EXERCISE OBJECTIVE -
Below is a block of records; reproduce all of them exactly and leave out any pictures.

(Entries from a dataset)
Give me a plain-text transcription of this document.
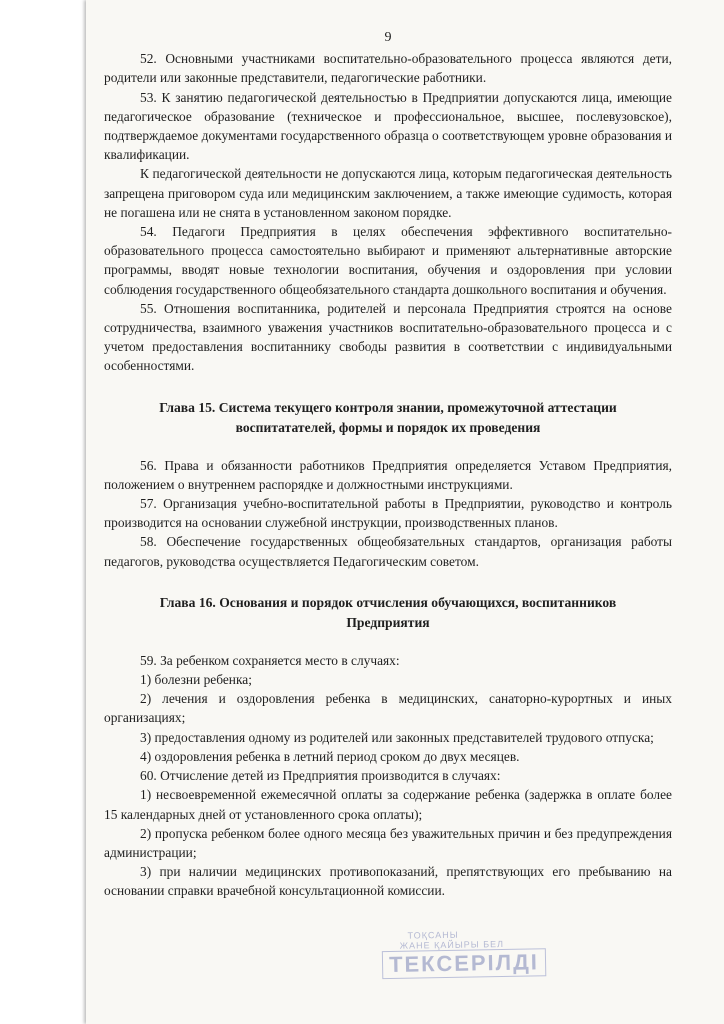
9

52. Основными участниками воспитательно-образовательного процесса являются дети, родители или законные представители, педагогические работники.

53. К занятию педагогической деятельностью в Предприятии допускаются лица, имеющие педагогическое образование (техническое и профессиональное, высшее, послевузовское), подтверждаемое документами государственного образца о соответствующем уровне образования и квалификации.

К педагогической деятельности не допускаются лица, которым педагогическая деятельность запрещена приговором суда или медицинским заключением, а также имеющие судимость, которая не погашена или не снята в установленном законом порядке.

54. Педагоги Предприятия в целях обеспечения эффективного воспитательно-образовательного процесса самостоятельно выбирают и применяют альтернативные авторские программы, вводят новые технологии воспитания, обучения и оздоровления при условии соблюдения государственного общеобязательного стандарта дошкольного воспитания и обучения.

55. Отношения воспитанника, родителей и персонала Предприятия строятся на основе сотрудничества, взаимного уважения участников воспитательно-образовательного процесса и с учетом предоставления воспитаннику свободы развития в соответствии с индивидуальными особенностями.

Глава 15. Система текущего контроля знании, промежуточной аттестации
воспитатателей, формы и порядок их проведения

56. Права и обязанности работников Предприятия определяется Уставом Предприятия, положением о внутреннем распорядке и должностными инструкциями.

57. Организация учебно-воспитательной работы в Предприятии, руководство и контроль производится на основании служебной инструкции, производственных планов.

58. Обеспечение государственных общеобязательных стандартов, организация работы педагогов, руководства осуществляется Педагогическим советом.

Глава 16. Основания и порядок отчисления обучающихся, воспитанников
Предприятия

59. За ребенком сохраняется место в случаях:

1) болезни ребенка;

2) лечения и оздоровления ребенка в медицинских, санаторно-курортных и иных организациях;

3) предоставления одному из родителей или законных представителей трудового отпуска;

4) оздоровления ребенка в летний период сроком до двух месяцев.

60. Отчисление детей из Предприятия производится в случаях:

1) несвоевременной ежемесячной оплаты за содержание ребенка (задержка в оплате более 15 календарных дней от установленного срока оплаты);

2) пропуска ребенком более одного месяца без уважительных причин и без предупреждения администрации;

3) при наличии медицинских противопоказаний, препятствующих его пребыванию на основании справки врачебной консультационной комиссии.

ТОҚСАНЫ
ЖАНЕ ҚАЙЫРЫ БЕЛ
ТЕКСЕРІЛДІ
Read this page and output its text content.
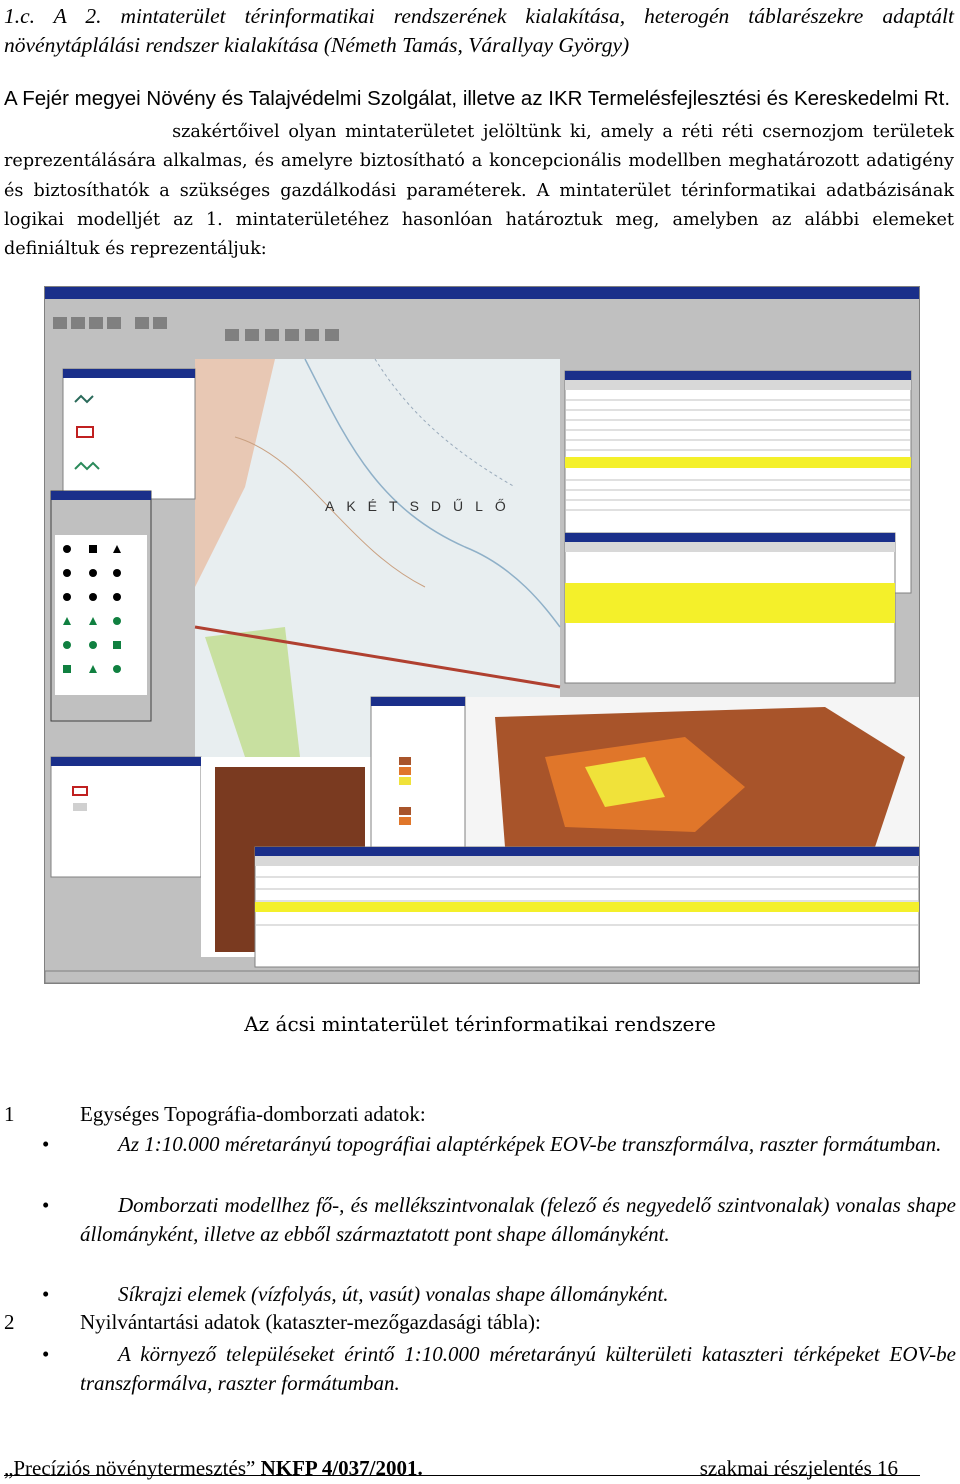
1.c. A 2. mintaterület térinformatikai rendszerének kialakítása, heterogén táblarészekre adaptált növénytáplálási rendszer kialakítása (Németh Tamás, Várallyay György)
A Fejér megyei Növény és Talajvédelmi Szolgálat, illetve az IKR Termelésfejlesztési és Kereskedelmi Rt.
szakértőivel olyan mintaterületet jelöltünk ki, amely a réti réti csernozjom területek reprezentálására alkalmas, és amelyre biztosítható a koncepcionális modellben meghatározott adatigény és biztosíthatók a szükséges gazdálkodási paraméterek. A mintaterület térinformatikai adatbázisának logikai modelljét az 1. mintaterületéhez hasonlóan határoztuk meg, amelyben az alábbi elemeket definiáltuk és reprezentáljuk:
AKÉTSDŰLŐ
Az ácsi mintaterület térinformatikai rendszere
1	Egységes Topográfia-domborzati adatok:
•	Az 1:10.000 méretarányú topográfiai alaptérképek EOV-be transzformálva, raszter formátumban.
•	Domborzati modellhez fő-, és mellékszintvonalak (felező és negyedelő szintvonalak) vonalas shape állományként, illetve az ebből származtatott pont shape állományként.
•	Síkrajzi elemek (vízfolyás, út, vasút) vonalas shape állományként.
2	Nyilvántartási adatok (kataszter-mezőgazdasági tábla):
•	A környező településeket érintő 1:10.000 méretarányú külterületi kataszteri térképeket EOV-be transzformálva, raszter formátumban.
„Precíziós növénytermesztés” NKFP 4/037/2001.	szakmai részjelentés 16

ANSWER FOR THE TASK -
Give me a plain-text transcription of this document.
9

52. Основными участниками воспитательно-образовательного процесса являются дети, родители или законные представители, педагогические работники.

53. К занятию педагогической деятельностью в Предприятии допускаются лица, имеющие педагогическое образование (техническое и профессиональное, высшее, послевузовское), подтверждаемое документами государственного образца о соответствующем уровне образования и квалификации.

К педагогической деятельности не допускаются лица, которым педагогическая деятельность запрещена приговором суда или медицинским заключением, а также имеющие судимость, которая не погашена или не снята в установленном законом порядке.

54. Педагоги Предприятия в целях обеспечения эффективного воспитательно-образовательного процесса самостоятельно выбирают и применяют альтернативные авторские программы, вводят новые технологии воспитания, обучения и оздоровления при условии соблюдения государственного общеобязательного стандарта дошкольного воспитания и обучения.

55. Отношения воспитанника, родителей и персонала Предприятия строятся на основе сотрудничества, взаимного уважения участников воспитательно-образовательного процесса и с учетом предоставления воспитаннику свободы развития в соответствии с индивидуальными особенностями.

Глава 15. Система текущего контроля знании, промежуточной аттестации
воспитатателей, формы и порядок их проведения

56. Права и обязанности работников Предприятия определяется Уставом Предприятия, положением о внутреннем распорядке и должностными инструкциями.

57. Организация учебно-воспитательной работы в Предприятии, руководство и контроль производится на основании служебной инструкции, производственных планов.

58. Обеспечение государственных общеобязательных стандартов, организация работы педагогов, руководства осуществляется Педагогическим советом.

Глава 16. Основания и порядок отчисления обучающихся, воспитанников
Предприятия

59. За ребенком сохраняется место в случаях:

1) болезни ребенка;

2) лечения и оздоровления ребенка в медицинских, санаторно-курортных и иных организациях;

3) предоставления одному из родителей или законных представителей трудового отпуска;

4) оздоровления ребенка в летний период сроком до двух месяцев.

60. Отчисление детей из Предприятия производится в случаях:

1) несвоевременной ежемесячной оплаты за содержание ребенка (задержка в оплате более 15 календарных дней от установленного срока оплаты);

2) пропуска ребенком более одного месяца без уважительных причин и без предупреждения администрации;

3) при наличии медицинских противопоказаний, препятствующих его пребыванию на основании справки врачебной консультационной комиссии.

ТОҚСАНЫ
ЖАНЕ ҚАЙЫРЫ БЕЛ
ТЕКСЕРІЛДІ
Read this page and output its text content.
1.c. A 2. mintaterület térinformatikai rendszerének kialakítása, heterogén táblarészekre adaptált növénytáplálási rendszer kialakítása (Németh Tamás, Várallyay György)
A Fejér megyei Növény és Talajvédelmi Szolgálat, illetve az IKR Termelésfejlesztési és Kereskedelmi Rt.
szakértőivel olyan mintaterületet jelöltünk ki, amely a réti réti csernozjom területek reprezentálására alkalmas, és amelyre biztosítható a koncepcionális modellben meghatározott adatigény és biztosíthatók a szükséges gazdálkodási paraméterek. A mintaterület térinformatikai adatbázisának logikai modelljét az 1. mintaterületéhez hasonlóan határoztuk meg, amelyben az alábbi elemeket definiáltuk és reprezentáljuk:
AKÉTSDŰLŐ
Az ácsi mintaterület térinformatikai rendszere
1	Egységes Topográfia-domborzati adatok:
•	Az 1:10.000 méretarányú topográfiai alaptérképek EOV-be transzformálva, raszter formátumban.
•	Domborzati modellhez fő-, és mellékszintvonalak (felező és negyedelő szintvonalak) vonalas shape állományként, illetve az ebből származtatott pont shape állományként.
•	Síkrajzi elemek (vízfolyás, út, vasút) vonalas shape állományként.
2	Nyilvántartási adatok (kataszter-mezőgazdasági tábla):
•	A környező településeket érintő 1:10.000 méretarányú külterületi kataszteri térképeket EOV-be transzformálva, raszter formátumban.
„Precíziós növénytermesztés” NKFP 4/037/2001.	szakmai részjelentés 16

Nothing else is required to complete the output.